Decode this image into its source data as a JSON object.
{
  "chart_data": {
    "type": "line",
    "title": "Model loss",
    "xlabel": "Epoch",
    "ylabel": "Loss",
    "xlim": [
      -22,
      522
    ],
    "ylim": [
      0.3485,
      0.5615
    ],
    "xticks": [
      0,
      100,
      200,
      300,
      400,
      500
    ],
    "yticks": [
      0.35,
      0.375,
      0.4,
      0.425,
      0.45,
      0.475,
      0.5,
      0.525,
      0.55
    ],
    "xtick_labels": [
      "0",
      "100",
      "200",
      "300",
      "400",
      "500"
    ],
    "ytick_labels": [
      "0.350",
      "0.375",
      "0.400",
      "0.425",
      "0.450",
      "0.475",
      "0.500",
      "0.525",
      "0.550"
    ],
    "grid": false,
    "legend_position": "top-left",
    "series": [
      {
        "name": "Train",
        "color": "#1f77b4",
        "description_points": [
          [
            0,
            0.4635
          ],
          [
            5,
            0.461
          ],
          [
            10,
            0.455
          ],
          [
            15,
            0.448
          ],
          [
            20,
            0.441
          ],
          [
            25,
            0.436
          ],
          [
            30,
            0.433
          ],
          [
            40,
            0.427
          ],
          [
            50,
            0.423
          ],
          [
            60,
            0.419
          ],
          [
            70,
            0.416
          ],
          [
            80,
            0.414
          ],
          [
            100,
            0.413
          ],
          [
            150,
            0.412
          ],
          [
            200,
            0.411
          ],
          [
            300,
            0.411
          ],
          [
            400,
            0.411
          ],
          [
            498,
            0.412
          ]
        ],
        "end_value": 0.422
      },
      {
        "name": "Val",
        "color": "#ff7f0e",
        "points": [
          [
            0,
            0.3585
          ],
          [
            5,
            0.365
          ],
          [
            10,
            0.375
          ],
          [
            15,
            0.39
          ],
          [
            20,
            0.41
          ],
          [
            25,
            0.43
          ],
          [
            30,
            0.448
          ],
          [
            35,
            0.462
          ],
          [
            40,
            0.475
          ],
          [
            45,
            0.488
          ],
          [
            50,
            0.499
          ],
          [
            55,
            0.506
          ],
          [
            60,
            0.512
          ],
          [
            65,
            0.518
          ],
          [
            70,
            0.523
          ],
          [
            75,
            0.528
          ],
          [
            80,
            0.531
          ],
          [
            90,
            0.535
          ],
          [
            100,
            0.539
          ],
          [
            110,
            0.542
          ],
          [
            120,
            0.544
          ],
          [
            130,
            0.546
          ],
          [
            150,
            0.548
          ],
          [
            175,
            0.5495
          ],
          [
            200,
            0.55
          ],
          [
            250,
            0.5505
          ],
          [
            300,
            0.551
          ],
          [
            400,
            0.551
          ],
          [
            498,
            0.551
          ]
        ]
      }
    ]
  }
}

## Aim of the task:
Each record above should be restated word for word.

## Written solution:
Decode this image into its source data as a JSON object.
{
  "chart_data": {
    "type": "line",
    "title": "Model loss",
    "xlabel": "Epoch",
    "ylabel": "Loss",
    "xlim": [
      -22,
      522
    ],
    "ylim": [
      0.3485,
      0.5615
    ],
    "xticks": [
      0,
      100,
      200,
      300,
      400,
      500
    ],
    "yticks": [
      0.35,
      0.375,
      0.4,
      0.425,
      0.45,
      0.475,
      0.5,
      0.525,
      0.55
    ],
    "xtick_labels": [
      "0",
      "100",
      "200",
      "300",
      "400",
      "500"
    ],
    "ytick_labels": [
      "0.350",
      "0.375",
      "0.400",
      "0.425",
      "0.450",
      "0.475",
      "0.500",
      "0.525",
      "0.550"
    ],
    "grid": false,
    "legend_position": "top-left",
    "series": [
      {
        "name": "Train",
        "color": "#1f77b4",
        "description_points": [
          [
            0,
            0.4635
          ],
          [
            5,
            0.461
          ],
          [
            10,
            0.455
          ],
          [
            15,
            0.448
          ],
          [
            20,
            0.441
          ],
          [
            25,
            0.436
          ],
          [
            30,
            0.433
          ],
          [
            40,
            0.427
          ],
          [
            50,
            0.423
          ],
          [
            60,
            0.419
          ],
          [
            70,
            0.416
          ],
          [
            80,
            0.414
          ],
          [
            100,
            0.413
          ],
          [
            150,
            0.412
          ],
          [
            200,
            0.411
          ],
          [
            300,
            0.411
          ],
          [
            400,
            0.411
          ],
          [
            498,
            0.412
          ]
        ],
        "end_value": 0.422
      },
      {
        "name": "Val",
        "color": "#ff7f0e",
        "points": [
          [
            0,
            0.3585
          ],
          [
            5,
            0.365
          ],
          [
            10,
            0.375
          ],
          [
            15,
            0.39
          ],
          [
            20,
            0.41
          ],
          [
            25,
            0.43
          ],
          [
            30,
            0.448
          ],
          [
            35,
            0.462
          ],
          [
            40,
            0.475
          ],
          [
            45,
            0.488
          ],
          [
            50,
            0.499
          ],
          [
            55,
            0.506
          ],
          [
            60,
            0.512
          ],
          [
            65,
            0.518
          ],
          [
            70,
            0.523
          ],
          [
            75,
            0.528
          ],
          [
            80,
            0.531
          ],
          [
            90,
            0.535
          ],
          [
            100,
            0.539
          ],
          [
            110,
            0.542
          ],
          [
            120,
            0.544
          ],
          [
            130,
            0.546
          ],
          [
            150,
            0.548
          ],
          [
            175,
            0.5495
          ],
          [
            200,
            0.55
          ],
          [
            250,
            0.5505
          ],
          [
            300,
            0.551
          ],
          [
            400,
            0.551
          ],
          [
            498,
            0.551
          ]
        ]
      }
    ]
  }
}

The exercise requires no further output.